[EXTRACTED DATA]
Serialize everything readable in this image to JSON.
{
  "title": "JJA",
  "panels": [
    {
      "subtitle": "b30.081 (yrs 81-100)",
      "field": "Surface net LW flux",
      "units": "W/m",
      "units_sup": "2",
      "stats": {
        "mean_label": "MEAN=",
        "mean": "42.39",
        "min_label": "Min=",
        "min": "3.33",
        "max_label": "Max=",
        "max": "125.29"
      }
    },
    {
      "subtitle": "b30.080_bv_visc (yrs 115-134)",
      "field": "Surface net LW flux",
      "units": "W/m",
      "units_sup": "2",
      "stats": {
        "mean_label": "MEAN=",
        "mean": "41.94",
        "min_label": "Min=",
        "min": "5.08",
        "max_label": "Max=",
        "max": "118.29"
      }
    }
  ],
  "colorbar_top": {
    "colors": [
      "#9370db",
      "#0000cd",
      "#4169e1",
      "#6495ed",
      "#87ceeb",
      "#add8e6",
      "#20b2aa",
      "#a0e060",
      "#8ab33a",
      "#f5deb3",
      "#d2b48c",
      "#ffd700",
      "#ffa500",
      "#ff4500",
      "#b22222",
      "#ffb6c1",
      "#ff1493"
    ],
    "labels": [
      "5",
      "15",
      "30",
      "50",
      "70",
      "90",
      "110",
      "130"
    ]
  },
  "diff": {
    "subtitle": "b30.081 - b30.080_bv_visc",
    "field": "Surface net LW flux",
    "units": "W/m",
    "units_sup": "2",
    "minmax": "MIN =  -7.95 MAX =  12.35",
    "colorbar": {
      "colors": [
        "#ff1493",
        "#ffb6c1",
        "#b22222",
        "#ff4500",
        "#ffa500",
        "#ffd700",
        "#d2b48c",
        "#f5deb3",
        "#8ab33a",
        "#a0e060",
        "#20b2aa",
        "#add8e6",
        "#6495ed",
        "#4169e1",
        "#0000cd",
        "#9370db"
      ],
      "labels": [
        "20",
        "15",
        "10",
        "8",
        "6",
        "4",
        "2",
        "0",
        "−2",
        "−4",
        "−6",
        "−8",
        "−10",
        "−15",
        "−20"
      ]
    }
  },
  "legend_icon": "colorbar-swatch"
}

[TASK GOAL] Repeat every entry exactly, please.

[CORRECT RESPONSE]
Serialize everything readable in this image to JSON.
{
  "title": "JJA",
  "panels": [
    {
      "subtitle": "b30.081 (yrs 81-100)",
      "field": "Surface net LW flux",
      "units": "W/m",
      "units_sup": "2",
      "stats": {
        "mean_label": "MEAN=",
        "mean": "42.39",
        "min_label": "Min=",
        "min": "3.33",
        "max_label": "Max=",
        "max": "125.29"
      }
    },
    {
      "subtitle": "b30.080_bv_visc (yrs 115-134)",
      "field": "Surface net LW flux",
      "units": "W/m",
      "units_sup": "2",
      "stats": {
        "mean_label": "MEAN=",
        "mean": "41.94",
        "min_label": "Min=",
        "min": "5.08",
        "max_label": "Max=",
        "max": "118.29"
      }
    }
  ],
  "colorbar_top": {
    "colors": [
      "#9370db",
      "#0000cd",
      "#4169e1",
      "#6495ed",
      "#87ceeb",
      "#add8e6",
      "#20b2aa",
      "#a0e060",
      "#8ab33a",
      "#f5deb3",
      "#d2b48c",
      "#ffd700",
      "#ffa500",
      "#ff4500",
      "#b22222",
      "#ffb6c1",
      "#ff1493"
    ],
    "labels": [
      "5",
      "15",
      "30",
      "50",
      "70",
      "90",
      "110",
      "130"
    ]
  },
  "diff": {
    "subtitle": "b30.081 - b30.080_bv_visc",
    "field": "Surface net LW flux",
    "units": "W/m",
    "units_sup": "2",
    "minmax": "MIN =  -7.95 MAX =  12.35",
    "colorbar": {
      "colors": [
        "#ff1493",
        "#ffb6c1",
        "#b22222",
        "#ff4500",
        "#ffa500",
        "#ffd700",
        "#d2b48c",
        "#f5deb3",
        "#8ab33a",
        "#a0e060",
        "#20b2aa",
        "#add8e6",
        "#6495ed",
        "#4169e1",
        "#0000cd",
        "#9370db"
      ],
      "labels": [
        "20",
        "15",
        "10",
        "8",
        "6",
        "4",
        "2",
        "0",
        "−2",
        "−4",
        "−6",
        "−8",
        "−10",
        "−15",
        "−20"
      ]
    }
  },
  "legend_icon": "colorbar-swatch"
}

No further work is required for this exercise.